-- EXERCISE GOAL --
Extract the listing below in full, unchanged.

====

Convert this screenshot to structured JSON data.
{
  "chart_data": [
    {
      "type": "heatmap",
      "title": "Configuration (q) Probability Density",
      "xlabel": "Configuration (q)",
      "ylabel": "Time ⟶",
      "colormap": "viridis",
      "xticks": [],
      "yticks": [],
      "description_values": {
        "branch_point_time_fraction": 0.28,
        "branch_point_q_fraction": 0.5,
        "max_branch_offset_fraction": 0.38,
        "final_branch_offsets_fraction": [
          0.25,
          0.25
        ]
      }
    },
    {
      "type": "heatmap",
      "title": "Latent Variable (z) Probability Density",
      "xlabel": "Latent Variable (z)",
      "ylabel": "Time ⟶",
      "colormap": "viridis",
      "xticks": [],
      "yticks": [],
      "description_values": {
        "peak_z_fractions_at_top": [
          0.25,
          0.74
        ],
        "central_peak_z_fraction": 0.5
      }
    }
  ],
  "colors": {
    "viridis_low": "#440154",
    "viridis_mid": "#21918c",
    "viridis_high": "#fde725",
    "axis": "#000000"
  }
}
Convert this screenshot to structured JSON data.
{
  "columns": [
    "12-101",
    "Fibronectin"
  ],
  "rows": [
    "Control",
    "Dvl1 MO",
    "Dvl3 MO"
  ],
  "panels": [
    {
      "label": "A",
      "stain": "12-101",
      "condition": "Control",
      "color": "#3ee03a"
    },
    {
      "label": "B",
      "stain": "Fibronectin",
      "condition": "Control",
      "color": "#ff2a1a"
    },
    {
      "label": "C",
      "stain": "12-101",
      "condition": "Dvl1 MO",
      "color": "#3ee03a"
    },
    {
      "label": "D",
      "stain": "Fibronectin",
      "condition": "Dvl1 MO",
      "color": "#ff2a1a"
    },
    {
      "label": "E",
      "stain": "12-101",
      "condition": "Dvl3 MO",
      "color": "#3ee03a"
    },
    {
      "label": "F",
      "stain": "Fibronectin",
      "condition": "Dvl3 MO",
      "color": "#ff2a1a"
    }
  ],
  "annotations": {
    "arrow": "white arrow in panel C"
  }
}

====

-- ANSWER TO THIS PROBLEM --
Convert this screenshot to structured JSON data.
{
  "chart_data": [
    {
      "type": "heatmap",
      "title": "Configuration (q) Probability Density",
      "xlabel": "Configuration (q)",
      "ylabel": "Time ⟶",
      "colormap": "viridis",
      "xticks": [],
      "yticks": [],
      "description_values": {
        "branch_point_time_fraction": 0.28,
        "branch_point_q_fraction": 0.5,
        "max_branch_offset_fraction": 0.38,
        "final_branch_offsets_fraction": [
          0.25,
          0.25
        ]
      }
    },
    {
      "type": "heatmap",
      "title": "Latent Variable (z) Probability Density",
      "xlabel": "Latent Variable (z)",
      "ylabel": "Time ⟶",
      "colormap": "viridis",
      "xticks": [],
      "yticks": [],
      "description_values": {
        "peak_z_fractions_at_top": [
          0.25,
          0.74
        ],
        "central_peak_z_fraction": 0.5
      }
    }
  ],
  "colors": {
    "viridis_low": "#440154",
    "viridis_mid": "#21918c",
    "viridis_high": "#fde725",
    "axis": "#000000"
  }
}
Convert this screenshot to structured JSON data.
{
  "columns": [
    "12-101",
    "Fibronectin"
  ],
  "rows": [
    "Control",
    "Dvl1 MO",
    "Dvl3 MO"
  ],
  "panels": [
    {
      "label": "A",
      "stain": "12-101",
      "condition": "Control",
      "color": "#3ee03a"
    },
    {
      "label": "B",
      "stain": "Fibronectin",
      "condition": "Control",
      "color": "#ff2a1a"
    },
    {
      "label": "C",
      "stain": "12-101",
      "condition": "Dvl1 MO",
      "color": "#3ee03a"
    },
    {
      "label": "D",
      "stain": "Fibronectin",
      "condition": "Dvl1 MO",
      "color": "#ff2a1a"
    },
    {
      "label": "E",
      "stain": "12-101",
      "condition": "Dvl3 MO",
      "color": "#3ee03a"
    },
    {
      "label": "F",
      "stain": "Fibronectin",
      "condition": "Dvl3 MO",
      "color": "#ff2a1a"
    }
  ],
  "annotations": {
    "arrow": "white arrow in panel C"
  }
}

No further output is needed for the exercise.